Data entries:

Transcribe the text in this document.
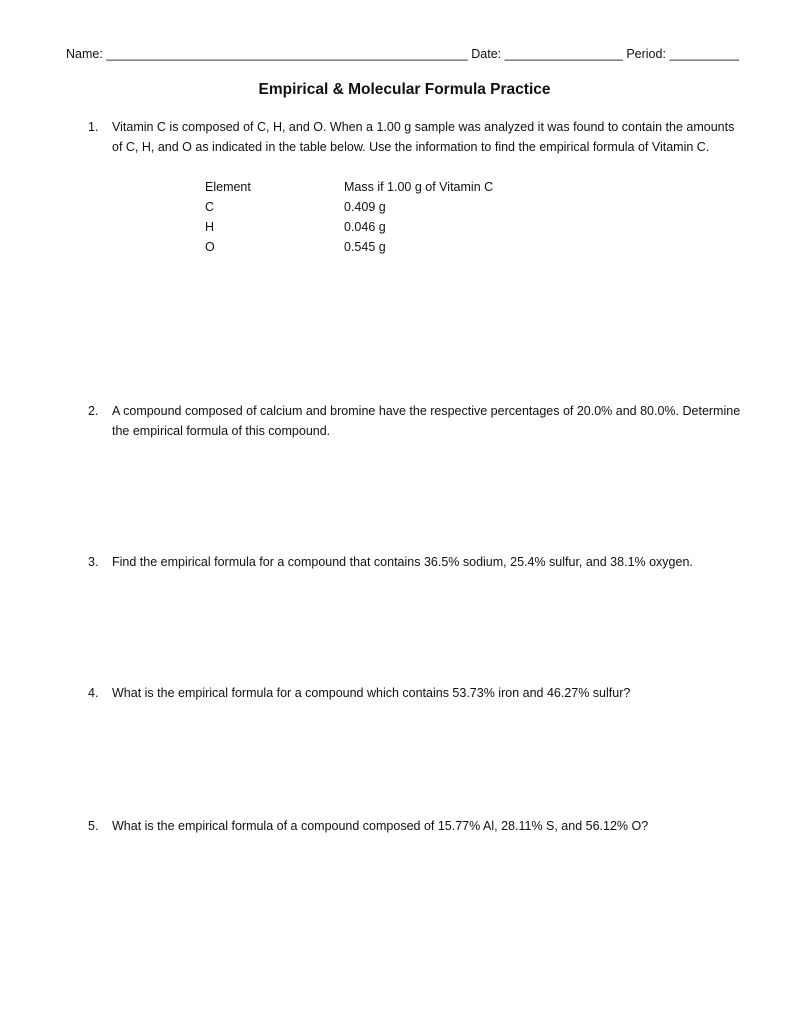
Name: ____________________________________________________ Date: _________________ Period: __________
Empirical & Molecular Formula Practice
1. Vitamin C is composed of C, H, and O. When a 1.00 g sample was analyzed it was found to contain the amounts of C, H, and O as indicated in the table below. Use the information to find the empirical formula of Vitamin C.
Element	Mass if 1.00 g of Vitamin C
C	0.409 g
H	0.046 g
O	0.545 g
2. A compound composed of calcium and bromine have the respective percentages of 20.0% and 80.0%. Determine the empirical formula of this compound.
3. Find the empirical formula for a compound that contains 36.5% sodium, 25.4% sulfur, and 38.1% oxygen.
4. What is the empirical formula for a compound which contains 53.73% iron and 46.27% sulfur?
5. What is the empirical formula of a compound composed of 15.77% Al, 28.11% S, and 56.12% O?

▶ [What the task requires] Reproduce each line of the entries in which the word "compound" is found.

▶ [Full solution]
2. A compound composed of calcium and bromine have the respective percentages of 20.0% and 80.0%. Determine the empirical formula of this compound.
3. Find the empirical formula for a compound that contains 36.5% sodium, 25.4% sulfur, and 38.1% oxygen.
4. What is the empirical formula for a compound which contains 53.73% iron and 46.27% sulfur?
5. What is the empirical formula of a compound composed of 15.77% Al, 28.11% S, and 56.12% O?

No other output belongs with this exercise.